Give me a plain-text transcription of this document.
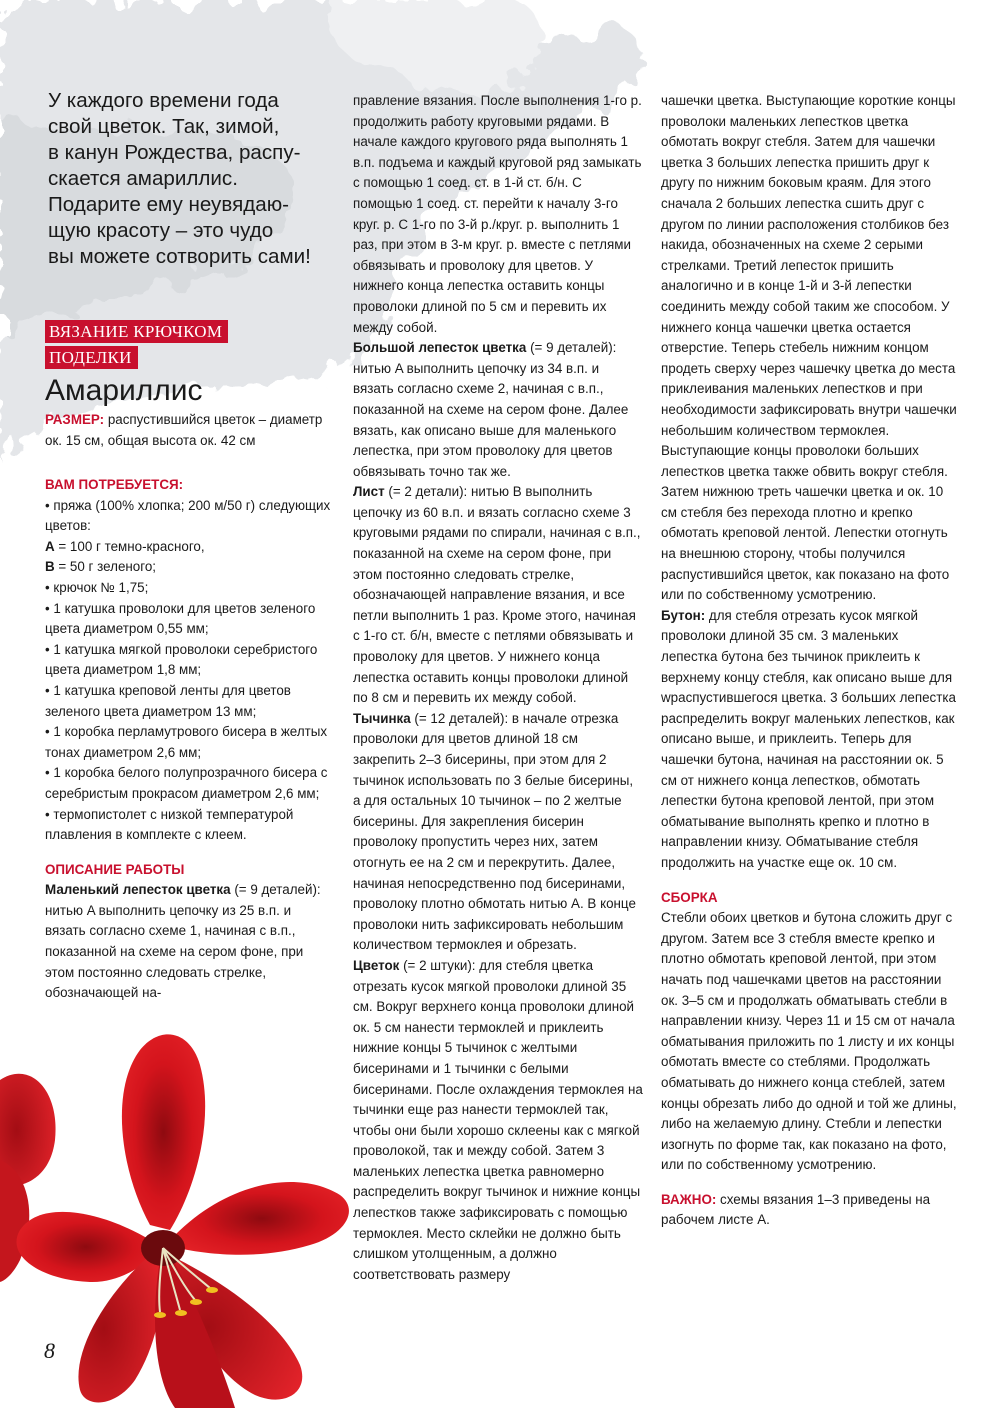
У каждого времени года

свой цветок. Так, зимой,

в канун Рождества, распу-

скается амариллис.

Подарите ему неувядаю-

щую красоту – это чудо

вы можете сотворить сами!

ВЯЗАНИЕ КРЮЧКОМ
ПОДЕЛКИ
Амариллис
РАЗМЕР: распустившийся цветок – диаметр ок. 15 см, общая высота ок. 42 см
ВАМ ПОТРЕБУЕТСЯ:

• пряжа (100% хлопка; 200 м/50 г) следующих цветов:

A = 100 г темно-красного,

B = 50 г зеленого;

• крючок № 1,75;

• 1 катушка проволоки для цветов зеленого цвета диаметром 0,55 мм;

• 1 катушка мягкой проволоки серебристого цвета диаметром 1,8 мм;

• 1 катушка креповой ленты для цветов зеленого цвета диаметром 13 мм;

• 1 коробка перламутрового бисера в желтых тонах диаметром 2,6 мм;

• 1 коробка белого полупрозрачного бисера с серебристым прокрасом диаметром 2,6 мм;

• термопистолет с низкой температурой плавления в комплекте с клеем.

ОПИСАНИЕ РАБОТЫ

Маленький лепесток цветка (= 9 деталей): нитью A выполнить цепочку из 25 в.п. и вязать согласно схеме 1, начиная с в.п., показанной на схеме на сером фоне, при этом постоянно следовать стрелке, обозначающей на-

правление вязания. После выполнения 1-го р. продолжить работу круговыми рядами. В начале каждого кругового ряда выполнять 1 в.п. подъема и каждый круговой ряд замыкать с помощью 1 соед. ст. в 1-й ст. б/н. С помощью 1 соед. ст. перейти к началу 3-го круг. р. С 1-го по 3-й р./круг. р. выполнить 1 раз, при этом в 3-м круг. р. вместе с петлями обвязывать и проволоку для цветов. У нижнего конца лепестка оставить концы проволоки длиной по 5 см и перевить их между собой.

Большой лепесток цветка (= 9 деталей): нитью A выполнить цепочку из 34 в.п. и вязать согласно схеме 2, начиная с в.п., показанной на схеме на сером фоне. Далее вязать, как описано выше для маленького лепестка, при этом проволоку для цветов обвязывать точно так же.

Лист (= 2 детали): нитью B выполнить цепочку из 60 в.п. и вязать согласно схеме 3 круговыми рядами по спирали, начиная с в.п., показанной на схеме на сером фоне, при этом постоянно следовать стрелке, обозначающей направление вязания, и все петли выполнить 1 раз. Кроме этого, начиная с 1-го ст. б/н, вместе с петлями обвязывать и проволоку для цветов. У нижнего конца лепестка оставить концы проволоки длиной по 8 см и перевить их между собой.

Тычинка (= 12 деталей): в начале отрезка проволоки для цветов длиной 18 см закрепить 2–3 бисерины, при этом для 2 тычинок использовать по 3 белые бисерины, а для остальных 10 тычинок – по 2 желтые бисерины. Для закрепления бисерин проволоку пропустить через них, затем отогнуть ее на 2 см и перекрутить. Далее, начиная непосредственно под бисеринами, проволоку плотно обмотать нитью A. В конце проволоки нить зафиксировать небольшим количеством термоклея и обрезать.

Цветок (= 2 штуки): для стебля цветка отрезать кусок мягкой проволоки длиной 35 см. Вокруг верхнего конца проволоки длиной ок. 5 см нанести термоклей и приклеить нижние концы 5 тычинок с желтыми бисеринами и 1 тычинки с белыми бисеринами. После охлаждения термоклея на тычинки еще раз нанести термоклей так, чтобы они были хорошо склеены как с мягкой проволокой, так и между собой. Затем 3 маленьких лепестка цветка равномерно распределить вокруг тычинок и нижние концы лепестков также зафиксировать с помощью термоклея. Место склейки не должно быть слишком утолщенным, а должно соответствовать размеру

чашечки цветка. Выступающие короткие концы проволоки маленьких лепестков цветка обмотать вокруг стебля. Затем для чашечки цветка 3 больших лепестка пришить друг к другу по нижним боковым краям. Для этого сначала 2 больших лепестка сшить друг с другом по линии расположения столбиков без накида, обозначенных на схеме 2 серыми стрелками. Третий лепесток пришить аналогично и в конце 1-й и 3-й лепестки соединить между собой таким же способом. У нижнего конца чашечки цветка остается отверстие. Теперь стебель нижним концом продеть сверху через чашечку цветка до места приклеивания маленьких лепестков и при необходимости зафиксировать внутри чашечки небольшим количеством термоклея. Выступающие концы проволоки больших лепестков цветка также обвить вокруг стебля. Затем нижнюю треть чашечки цветка и ок. 10 см стебля без перехода плотно и крепко обмотать креповой лентой. Лепестки отогнуть на внешнюю сторону, чтобы получился распустившийся цветок, как показано на фото или по собственному усмотрению.

Бутон: для стебля отрезать кусок мягкой проволоки длиной 35 см. 3 маленьких лепестка бутона без тычинок приклеить к верхнему концу стебля, как описано выше для wраспустившегося цветка. 3 больших лепестка распределить вокруг маленьких лепестков, как описано выше, и приклеить. Теперь для чашечки бутона, начиная на расстоянии ок. 5 см от нижнего конца лепестков, обмотать лепестки бутона креповой лентой, при этом обматывание выполнять крепко и плотно в направлении книзу. Обматывание стебля продолжить на участке еще ок. 10 см.

СБОРКА

Стебли обоих цветков и бутона сложить друг с другом. Затем все 3 стебля вместе крепко и плотно обмотать креповой лентой, при этом начать под чашечками цветов на расстоянии ок. 3–5 см и продолжать обматывать стебли в направлении книзу. Через 11 и 15 см от начала обматывания приложить по 1 листу и их концы обмотать вместе со стеблями. Продолжать обматывать до нижнего конца стеблей, затем концы обрезать либо до одной и той же длины, либо на желаемую длину. Стебли и лепестки изогнуть по форме так, как показано на фото, или по собственному усмотрению.

ВАЖНО: схемы вязания 1–3 приведены на рабочем листе A.

8
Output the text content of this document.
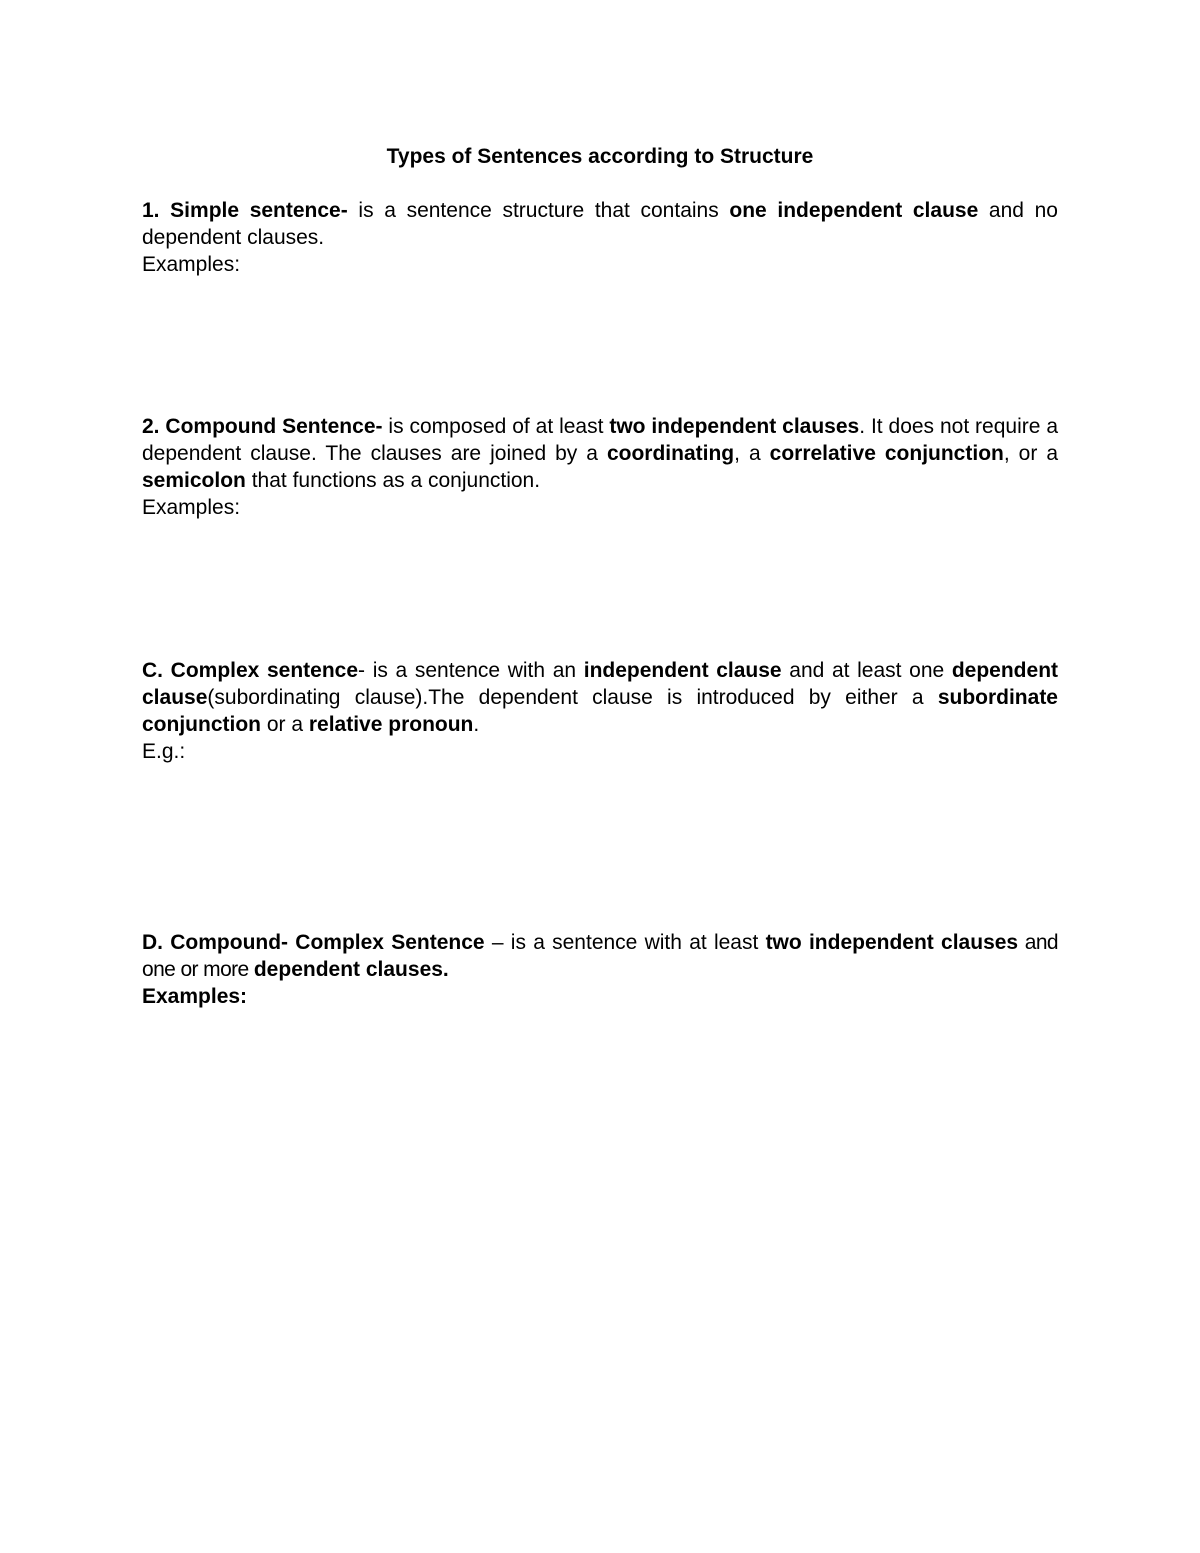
Types of Sentences according to Structure

1. Simple sentence- is a sentence structure that contains one independent clause and no dependent clauses.

Examples:

2. Compound Sentence- is composed of at least two independent clauses. It does not require a dependent clause. The clauses are joined by a coordinating, a correlative conjunction, or a semicolon that functions as a conjunction.

Examples:

C. Complex sentence- is a sentence with an independent clause and at least one dependent clause(subordinating clause).The dependent clause is introduced by either a subordinate conjunction or a relative pronoun.

E.g.:

D. Compound- Complex Sentence – is a sentence with at least two independent clauses and one or more dependent clauses.

Examples:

********************

Transcribe each line above verbatim, with the pictures left out.

Give me a plain-text transcription of this document.
У каждого времени года

свой цветок. Так, зимой,

в канун Рождества, распу-

скается амариллис.

Подарите ему неувядаю-

щую красоту – это чудо

вы можете сотворить сами!

ВЯЗАНИЕ КРЮЧКОМ
ПОДЕЛКИ
Амариллис
РАЗМЕР: распустившийся цветок – диаметр ок. 15 см, общая высота ок. 42 см
ВАМ ПОТРЕБУЕТСЯ:

• пряжа (100% хлопка; 200 м/50 г) следующих цветов:

A = 100 г темно-красного,

B = 50 г зеленого;

• крючок № 1,75;

• 1 катушка проволоки для цветов зеленого цвета диаметром 0,55 мм;

• 1 катушка мягкой проволоки серебристого цвета диаметром 1,8 мм;

• 1 катушка креповой ленты для цветов зеленого цвета диаметром 13 мм;

• 1 коробка перламутрового бисера в желтых тонах диаметром 2,6 мм;

• 1 коробка белого полупрозрачного бисера с серебристым прокрасом диаметром 2,6 мм;

• термопистолет с низкой температурой плавления в комплекте с клеем.

ОПИСАНИЕ РАБОТЫ

Маленький лепесток цветка (= 9 деталей): нитью A выполнить цепочку из 25 в.п. и вязать согласно схеме 1, начиная с в.п., показанной на схеме на сером фоне, при этом постоянно следовать стрелке, обозначающей на-

правление вязания. После выполнения 1-го р. продолжить работу круговыми рядами. В начале каждого кругового ряда выполнять 1 в.п. подъема и каждый круговой ряд замыкать с помощью 1 соед. ст. в 1-й ст. б/н. С помощью 1 соед. ст. перейти к началу 3-го круг. р. С 1-го по 3-й р./круг. р. выполнить 1 раз, при этом в 3-м круг. р. вместе с петлями обвязывать и проволоку для цветов. У нижнего конца лепестка оставить концы проволоки длиной по 5 см и перевить их между собой.

Большой лепесток цветка (= 9 деталей): нитью A выполнить цепочку из 34 в.п. и вязать согласно схеме 2, начиная с в.п., показанной на схеме на сером фоне. Далее вязать, как описано выше для маленького лепестка, при этом проволоку для цветов обвязывать точно так же.

Лист (= 2 детали): нитью B выполнить цепочку из 60 в.п. и вязать согласно схеме 3 круговыми рядами по спирали, начиная с в.п., показанной на схеме на сером фоне, при этом постоянно следовать стрелке, обозначающей направление вязания, и все петли выполнить 1 раз. Кроме этого, начиная с 1-го ст. б/н, вместе с петлями обвязывать и проволоку для цветов. У нижнего конца лепестка оставить концы проволоки длиной по 8 см и перевить их между собой.

Тычинка (= 12 деталей): в начале отрезка проволоки для цветов длиной 18 см закрепить 2–3 бисерины, при этом для 2 тычинок использовать по 3 белые бисерины, а для остальных 10 тычинок – по 2 желтые бисерины. Для закрепления бисерин проволоку пропустить через них, затем отогнуть ее на 2 см и перекрутить. Далее, начиная непосредственно под бисеринами, проволоку плотно обмотать нитью A. В конце проволоки нить зафиксировать небольшим количеством термоклея и обрезать.

Цветок (= 2 штуки): для стебля цветка отрезать кусок мягкой проволоки длиной 35 см. Вокруг верхнего конца проволоки длиной ок. 5 см нанести термоклей и приклеить нижние концы 5 тычинок с желтыми бисеринами и 1 тычинки с белыми бисеринами. После охлаждения термоклея на тычинки еще раз нанести термоклей так, чтобы они были хорошо склеены как с мягкой проволокой, так и между собой. Затем 3 маленьких лепестка цветка равномерно распределить вокруг тычинок и нижние концы лепестков также зафиксировать с помощью термоклея. Место склейки не должно быть слишком утолщенным, а должно соответствовать размеру

чашечки цветка. Выступающие короткие концы проволоки маленьких лепестков цветка обмотать вокруг стебля. Затем для чашечки цветка 3 больших лепестка пришить друг к другу по нижним боковым краям. Для этого сначала 2 больших лепестка сшить друг с другом по линии расположения столбиков без накида, обозначенных на схеме 2 серыми стрелками. Третий лепесток пришить аналогично и в конце 1-й и 3-й лепестки соединить между собой таким же способом. У нижнего конца чашечки цветка остается отверстие. Теперь стебель нижним концом продеть сверху через чашечку цветка до места приклеивания маленьких лепестков и при необходимости зафиксировать внутри чашечки небольшим количеством термоклея. Выступающие концы проволоки больших лепестков цветка также обвить вокруг стебля. Затем нижнюю треть чашечки цветка и ок. 10 см стебля без перехода плотно и крепко обмотать креповой лентой. Лепестки отогнуть на внешнюю сторону, чтобы получился распустившийся цветок, как показано на фото или по собственному усмотрению.

Бутон: для стебля отрезать кусок мягкой проволоки длиной 35 см. 3 маленьких лепестка бутона без тычинок приклеить к верхнему концу стебля, как описано выше для wраспустившегося цветка. 3 больших лепестка распределить вокруг маленьких лепестков, как описано выше, и приклеить. Теперь для чашечки бутона, начиная на расстоянии ок. 5 см от нижнего конца лепестков, обмотать лепестки бутона креповой лентой, при этом обматывание выполнять крепко и плотно в направлении книзу. Обматывание стебля продолжить на участке еще ок. 10 см.

СБОРКА

Стебли обоих цветков и бутона сложить друг с другом. Затем все 3 стебля вместе крепко и плотно обмотать креповой лентой, при этом начать под чашечками цветов на расстоянии ок. 3–5 см и продолжать обматывать стебли в направлении книзу. Через 11 и 15 см от начала обматывания приложить по 1 листу и их концы обмотать вместе со стеблями. Продолжать обматывать до нижнего конца стеблей, затем концы обрезать либо до одной и той же длины, либо на желаемую длину. Стебли и лепестки изогнуть по форме так, как показано на фото, или по собственному усмотрению.

ВАЖНО: схемы вязания 1–3 приведены на рабочем листе A.

8
Output the text content of this document.
Types of Sentences according to Structure

1. Simple sentence- is a sentence structure that contains one independent clause and no dependent clauses.

Examples:

2. Compound Sentence- is composed of at least two independent clauses. It does not require a dependent clause. The clauses are joined by a coordinating, a correlative conjunction, or a semicolon that functions as a conjunction.

Examples:

C. Complex sentence- is a sentence with an independent clause and at least one dependent clause(subordinating clause).The dependent clause is introduced by either a subordinate conjunction or a relative pronoun.

E.g.:

D. Compound- Complex Sentence – is a sentence with at least two independent clauses and one or more dependent clauses.

Examples:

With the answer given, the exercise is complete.